WHAT YOU WILL DO:
Write the data below out exactly as it stands. Do not include the pictures.

======== DATA SUPPLIED ========

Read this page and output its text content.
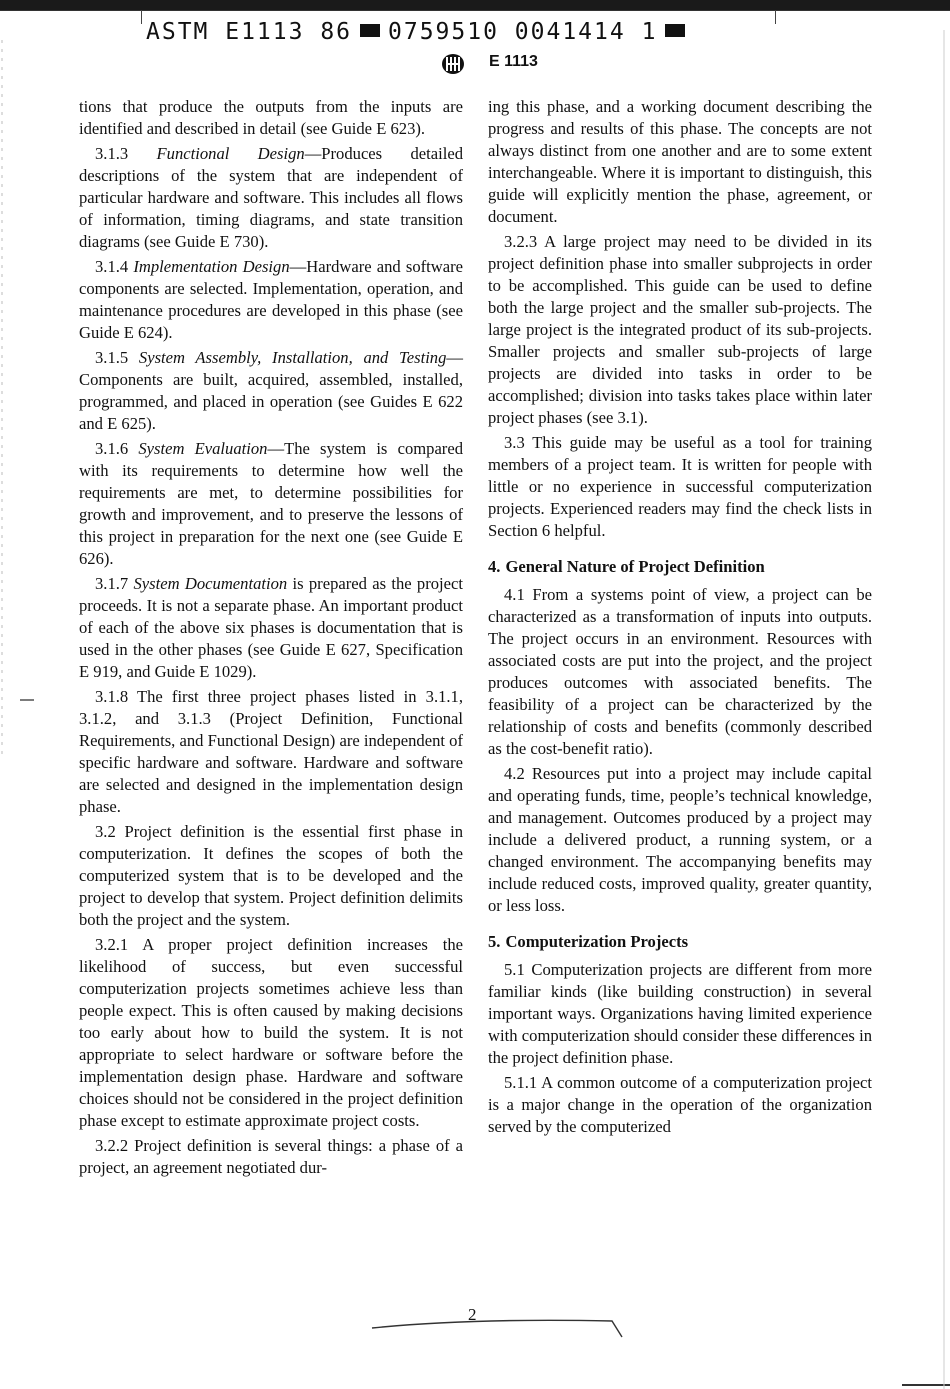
ASTM E1113 86 0759510 0041414 1
E 1113

tions that produce the outputs from the inputs are identified and described in detail (see Guide E 623).

3.1.3 Functional Design—Produces detailed descriptions of the system that are independent of particular hardware and software. This includes all flows of information, timing diagrams, and state transition diagrams (see Guide E 730).

3.1.4 Implementation Design—Hardware and software components are selected. Implementation, operation, and maintenance procedures are developed in this phase (see Guide E 624).

3.1.5 System Assembly, Installation, and Testing—Components are built, acquired, assembled, installed, programmed, and placed in operation (see Guides E 622 and E 625).

3.1.6 System Evaluation—The system is compared with its requirements to determine how well the requirements are met, to determine possibilities for growth and improvement, and to preserve the lessons of this project in preparation for the next one (see Guide E 626).

3.1.7 System Documentation is prepared as the project proceeds. It is not a separate phase. An important product of each of the above six phases is documentation that is used in the other phases (see Guide E 627, Specification E 919, and Guide E 1029).

3.1.8 The first three project phases listed in 3.1.1, 3.1.2, and 3.1.3 (Project Definition, Functional Requirements, and Functional Design) are independent of specific hardware and software. Hardware and software are selected and designed in the implementation design phase.

3.2 Project definition is the essential first phase in computerization. It defines the scopes of both the computerized system that is to be developed and the project to develop that system. Project definition delimits both the project and the system.

3.2.1 A proper project definition increases the likelihood of success, but even successful computerization projects sometimes achieve less than people expect. This is often caused by making decisions too early about how to build the system. It is not appropriate to select hardware or software before the implementation design phase. Hardware and software choices should not be considered in the project definition phase except to estimate approximate project costs.

3.2.2 Project definition is several things: a phase of a project, an agreement negotiated dur-

ing this phase, and a working document describing the progress and results of this phase. The concepts are not always distinct from one another and are to some extent interchangeable. Where it is important to distinguish, this guide will explicitly mention the phase, agreement, or document.

3.2.3 A large project may need to be divided in its project definition phase into smaller subprojects in order to be accomplished. This guide can be used to define both the large project and the smaller sub-projects. The large project is the integrated product of its sub-projects. Smaller projects and smaller sub-projects of large projects are divided into tasks in order to be accomplished; division into tasks takes place within later project phases (see 3.1).

3.3 This guide may be useful as a tool for training members of a project team. It is written for people with little or no experience in successful computerization projects. Experienced readers may find the check lists in Section 6 helpful.

4. General Nature of Project Definition

4.1 From a systems point of view, a project can be characterized as a transformation of inputs into outputs. The project occurs in an environment. Resources with associated costs are put into the project, and the project produces outcomes with associated benefits. The feasibility of a project can be characterized by the relationship of costs and benefits (commonly described as the cost-benefit ratio).

4.2 Resources put into a project may include capital and operating funds, time, people’s technical knowledge, and management. Outcomes produced by a project may include a delivered product, a running system, or a changed environment. The accompanying benefits may include reduced costs, improved quality, greater quantity, or less loss.

5. Computerization Projects

5.1 Computerization projects are different from more familiar kinds (like building construction) in several important ways. Organizations having limited experience with computerization should consider these differences in the project definition phase.

5.1.1 A common outcome of a computerization project is a major change in the operation of the organization served by the computerized

2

========

EXERCISE RESULT:
Read this page and output its text content.
ASTM E1113 86 0759510 0041414 1
E 1113

tions that produce the outputs from the inputs are identified and described in detail (see Guide E 623).

3.1.3 Functional Design—Produces detailed descriptions of the system that are independent of particular hardware and software. This includes all flows of information, timing diagrams, and state transition diagrams (see Guide E 730).

3.1.4 Implementation Design—Hardware and software components are selected. Implementation, operation, and maintenance procedures are developed in this phase (see Guide E 624).

3.1.5 System Assembly, Installation, and Testing—Components are built, acquired, assembled, installed, programmed, and placed in operation (see Guides E 622 and E 625).

3.1.6 System Evaluation—The system is compared with its requirements to determine how well the requirements are met, to determine possibilities for growth and improvement, and to preserve the lessons of this project in preparation for the next one (see Guide E 626).

3.1.7 System Documentation is prepared as the project proceeds. It is not a separate phase. An important product of each of the above six phases is documentation that is used in the other phases (see Guide E 627, Specification E 919, and Guide E 1029).

3.1.8 The first three project phases listed in 3.1.1, 3.1.2, and 3.1.3 (Project Definition, Functional Requirements, and Functional Design) are independent of specific hardware and software. Hardware and software are selected and designed in the implementation design phase.

3.2 Project definition is the essential first phase in computerization. It defines the scopes of both the computerized system that is to be developed and the project to develop that system. Project definition delimits both the project and the system.

3.2.1 A proper project definition increases the likelihood of success, but even successful computerization projects sometimes achieve less than people expect. This is often caused by making decisions too early about how to build the system. It is not appropriate to select hardware or software before the implementation design phase. Hardware and software choices should not be considered in the project definition phase except to estimate approximate project costs.

3.2.2 Project definition is several things: a phase of a project, an agreement negotiated dur-

ing this phase, and a working document describing the progress and results of this phase. The concepts are not always distinct from one another and are to some extent interchangeable. Where it is important to distinguish, this guide will explicitly mention the phase, agreement, or document.

3.2.3 A large project may need to be divided in its project definition phase into smaller subprojects in order to be accomplished. This guide can be used to define both the large project and the smaller sub-projects. The large project is the integrated product of its sub-projects. Smaller projects and smaller sub-projects of large projects are divided into tasks in order to be accomplished; division into tasks takes place within later project phases (see 3.1).

3.3 This guide may be useful as a tool for training members of a project team. It is written for people with little or no experience in successful computerization projects. Experienced readers may find the check lists in Section 6 helpful.

4. General Nature of Project Definition

4.1 From a systems point of view, a project can be characterized as a transformation of inputs into outputs. The project occurs in an environment. Resources with associated costs are put into the project, and the project produces outcomes with associated benefits. The feasibility of a project can be characterized by the relationship of costs and benefits (commonly described as the cost-benefit ratio).

4.2 Resources put into a project may include capital and operating funds, time, people’s technical knowledge, and management. Outcomes produced by a project may include a delivered product, a running system, or a changed environment. The accompanying benefits may include reduced costs, improved quality, greater quantity, or less loss.

5. Computerization Projects

5.1 Computerization projects are different from more familiar kinds (like building construction) in several important ways. Organizations having limited experience with computerization should consider these differences in the project definition phase.

5.1.1 A common outcome of a computerization project is a major change in the operation of the organization served by the computerized

2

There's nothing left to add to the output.